__WHAT IS NEEDED__. In the entries below, find every line with "accustomed" and copy it.

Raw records
::::::
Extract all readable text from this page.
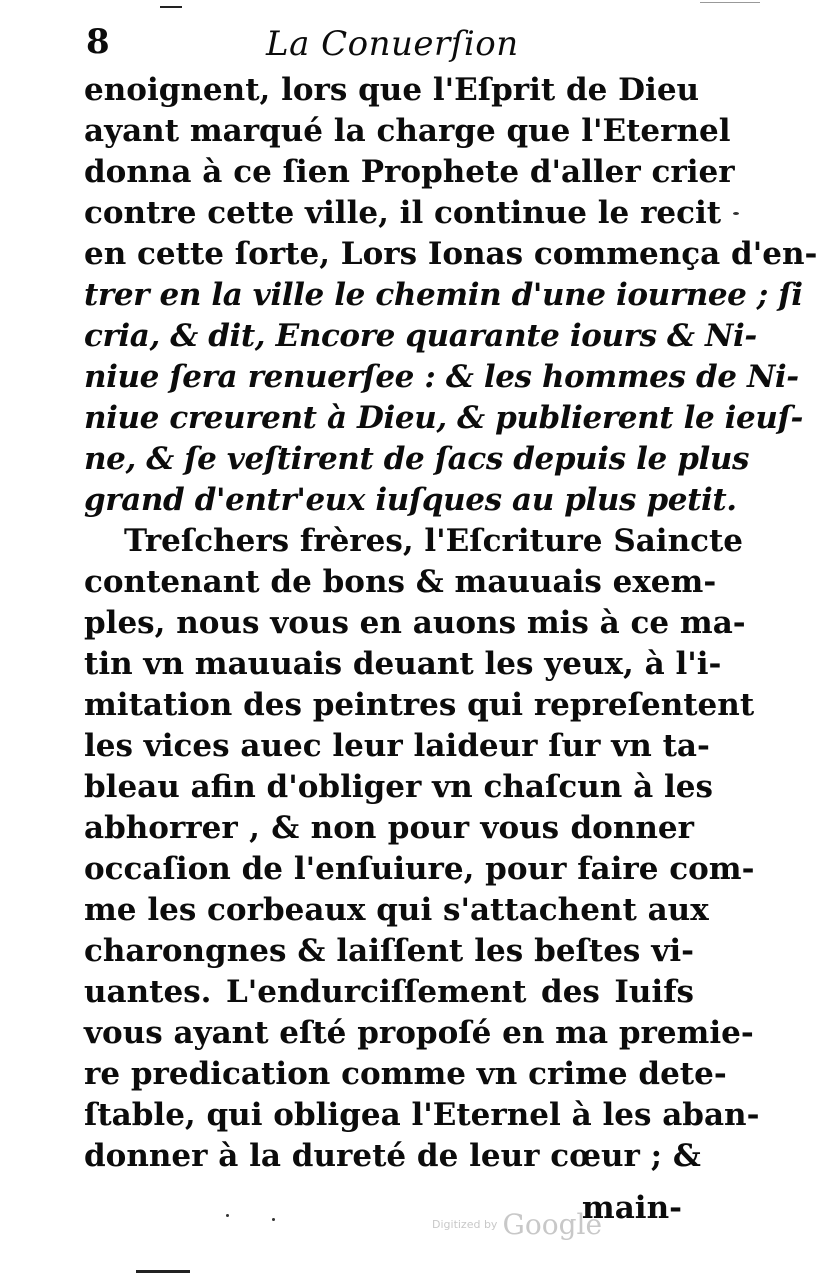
8	La Conuerſion
enoignent, lors que l'Eſprit de Dieu
ayant marqué la charge que l'Eternel
donna à ce ſien Prophete d'aller crier
contre cette ville, il continue le recit
en cette ſorte, Lors Ionas commença d'en-
trer en la ville le chemin d'une iournee ; ſi
cria, & dit, Encore quarante iours & Ni-
niue ſera renuerſee : & les hommes de Ni-
niue creurent à Dieu, & publierent le ieuſ-
ne, & ſe veſtirent de ſacs depuis le plus
grand d'entr'eux iuſques au plus petit.
Treſchers frères, l'Eſcriture Saincte
contenant de bons & mauuais exem-
ples, nous vous en auons mis à ce ma-
tin vn mauuais deuant les yeux, à l'i-
mitation des peintres qui repreſentent
les vices auec leur laideur ſur vn ta-
bleau afin d'obliger vn chaſcun à les
abhorrer , & non pour vous donner
occaſion de l'enſuiure, pour faire com-
me les corbeaux qui s'attachent aux
charongnes & laiſſent les beſtes vi-
uantes. L'endurciſſement des Iuifs
vous ayant eſté propoſé en ma premie-
re predication comme vn crime dete-
ſtable, qui obligea l'Eternel à les aban-
donner à la dureté de leur cœur ; &
main-
Digitized by Google
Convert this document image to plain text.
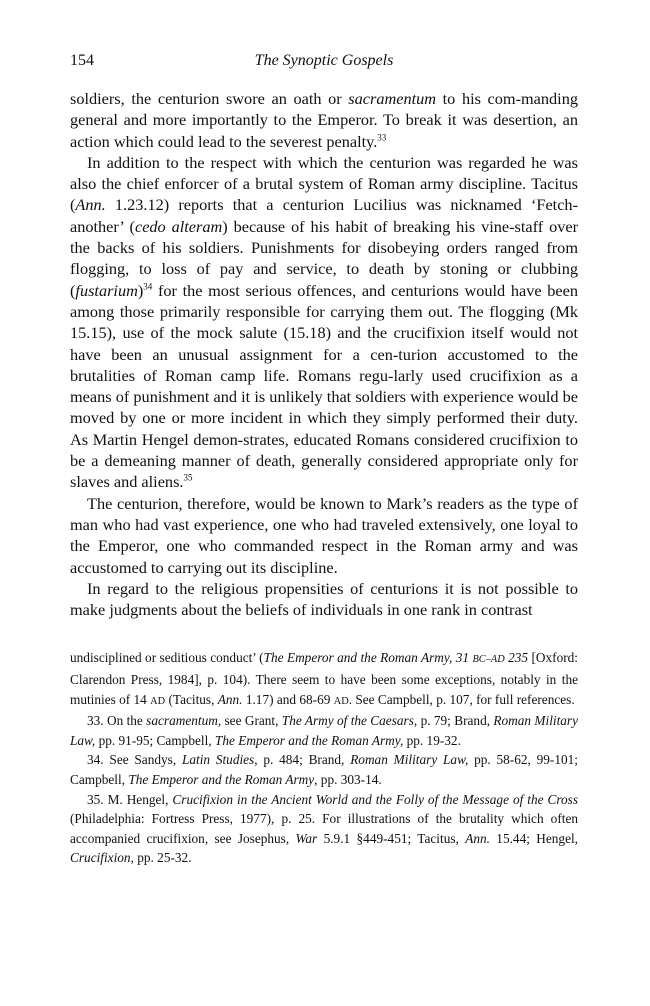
154	The Synoptic Gospels

soldiers, the centurion swore an oath or sacramentum to his com-manding general and more importantly to the Emperor. To break it was desertion, an action which could lead to the severest penalty.$^{33}$

In addition to the respect with which the centurion was regarded he was also the chief enforcer of a brutal system of Roman army discipline. Tacitus (Ann. 1.23.12) reports that a centurion Lucilius was nicknamed ‘Fetch-another’ (cedo alteram) because of his habit of breaking his vine-staff over the backs of his soldiers. Punishments for disobeying orders ranged from flogging, to loss of pay and service, to death by stoning or clubbing (fustarium)$^{34}$ for the most serious offences, and centurions would have been among those primarily responsible for carrying them out. The flogging (Mk 15.15), use of the mock salute (15.18) and the crucifixion itself would not have been an unusual assignment for a cen-turion accustomed to the brutalities of Roman camp life. Romans regu-larly used crucifixion as a means of punishment and it is unlikely that soldiers with experience would be moved by one or more incident in which they simply performed their duty. As Martin Hengel demon-strates, educated Romans considered crucifixion to be a demeaning manner of death, generally considered appropriate only for slaves and aliens.$^{35}$

The centurion, therefore, would be known to Mark’s readers as the type of man who had vast experience, one who had traveled extensively, one loyal to the Emperor, one who commanded respect in the Roman army and was accustomed to carrying out its discipline.

In regard to the religious propensities of centurions it is not possible to make judgments about the beliefs of individuals in one rank in contrast

undisciplined or seditious conduct’ (The Emperor and the Roman Army, 31 BC–AD 235 [Oxford: Clarendon Press, 1984], p. 104). There seem to have been some exceptions, notably in the mutinies of 14 AD (Tacitus, Ann. 1.17) and 68-69 AD. See Campbell, p. 107, for full references.

33. On the sacramentum, see Grant, The Army of the Caesars, p. 79; Brand, Roman Military Law, pp. 91-95; Campbell, The Emperor and the Roman Army, pp. 19-32.

34. See Sandys, Latin Studies, p. 484; Brand, Roman Military Law, pp. 58-62, 99-101; Campbell, The Emperor and the Roman Army, pp. 303-14.

35. M. Hengel, Crucifixion in the Ancient World and the Folly of the Message of the Cross (Philadelphia: Fortress Press, 1977), p. 25. For illustrations of the brutality which often accompanied crucifixion, see Josephus, War 5.9.1 §449-451; Tacitus, Ann. 15.44; Hengel, Crucifixion, pp. 25-32.
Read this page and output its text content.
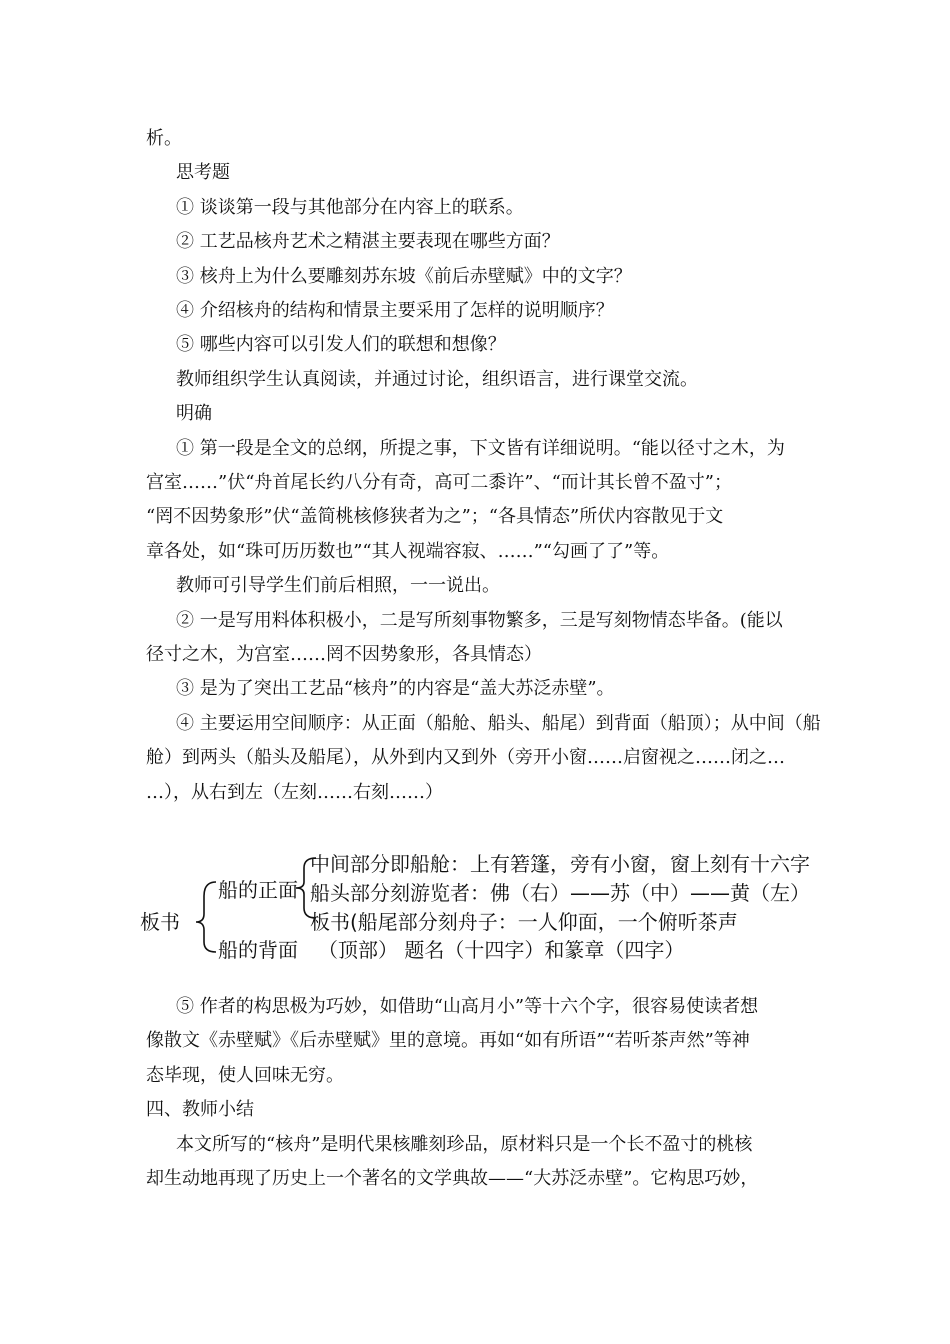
析。
思考题
① 谈谈第一段与其他部分在内容上的联系。
② 工艺品核舟艺术之精湛主要表现在哪些方面？
③ 核舟上为什么要雕刻苏东坡《前后赤壁赋》中的文字？
④ 介绍核舟的结构和情景主要采用了怎样的说明顺序？
⑤ 哪些内容可以引发人们的联想和想像？
教师组织学生认真阅读，并通过讨论，组织语言，进行课堂交流。
明确
① 第一段是全文的总纲，所提之事，下文皆有详细说明。“能以径寸之木，为
宫室……”伏“舟首尾长约八分有奇，高可二黍许”、“而计其长曾不盈寸”；
“罔不因势象形”伏“盖简桃核修狭者为之”；“各具情态”所伏内容散见于文
章各处，如“珠可历历数也”“其人视端容寂、……”“勾画了了”等。
教师可引导学生们前后相照，一一说出。
② 一是写用料体积极小，二是写所刻事物繁多，三是写刻物情态毕备。(能以
径寸之木，为宫室……罔不因势象形，各具情态）
③ 是为了突出工艺品“核舟”的内容是“盖大苏泛赤壁”。
④ 主要运用空间顺序：从正面（船舱、船头、船尾）到背面（船顶）；从中间（船
舱）到两头（船头及船尾），从外到内又到外（旁开小窗……启窗视之……闭之…
…），从右到左（左刻……右刻……）
板书
船的正面
船的背面
中间部分即船舱：上有箬篷，旁有小窗，窗上刻有十六字
船头部分刻游览者：佛（右）——苏（中）——黄（左）
板书(船尾部分刻舟子：一人仰面，一个俯听茶声
（顶部） 题名（十四字）和篆章（四字）
⑤ 作者的构思极为巧妙，如借助“山高月小”等十六个字，很容易使读者想
像散文《赤壁赋》《后赤壁赋》里的意境。再如“如有所语”“若听茶声然”等神
态毕现，使人回味无穷。
四、教师小结
本文所写的“核舟”是明代果核雕刻珍品，原材料只是一个长不盈寸的桃核
却生动地再现了历史上一个著名的文学典故——“大苏泛赤壁”。它构思巧妙，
::::::
__ANSWER BELOW__.
In addition to the respect with which the centurion was regarded he was also the chief enforcer of a brutal system of Roman army discipline. Tacitus (Ann. 1.23.12) reports that a centurion Lucilius was nicknamed ‘Fetch-another’ (cedo alteram) because of his habit of breaking his vine-staff over the backs of his soldiers. Punishments for disobeying orders ranged from flogging, to loss of pay and service, to death by stoning or clubbing (fustarium)$^{34}$ for the most serious offences, and centurions would have been among those primarily responsible for carrying them out. The flogging (Mk 15.15), use of the mock salute (15.18) and the crucifixion itself would not have been an unusual assignment for a cen-turion accustomed to the brutalities of Roman camp life. Romans regu-larly used crucifixion as a means of punishment and it is unlikely that soldiers with experience would be moved by one or more incident in which they simply performed their duty. As Martin Hengel demon-strates, educated Romans considered crucifixion to be a demeaning manner of death, generally considered appropriate only for slaves and aliens.$^{35}$
The centurion, therefore, would be known to Mark’s readers as the type of man who had vast experience, one who had traveled extensively, one loyal to the Emperor, one who commanded respect in the Roman army and was accustomed to carrying out its discipline.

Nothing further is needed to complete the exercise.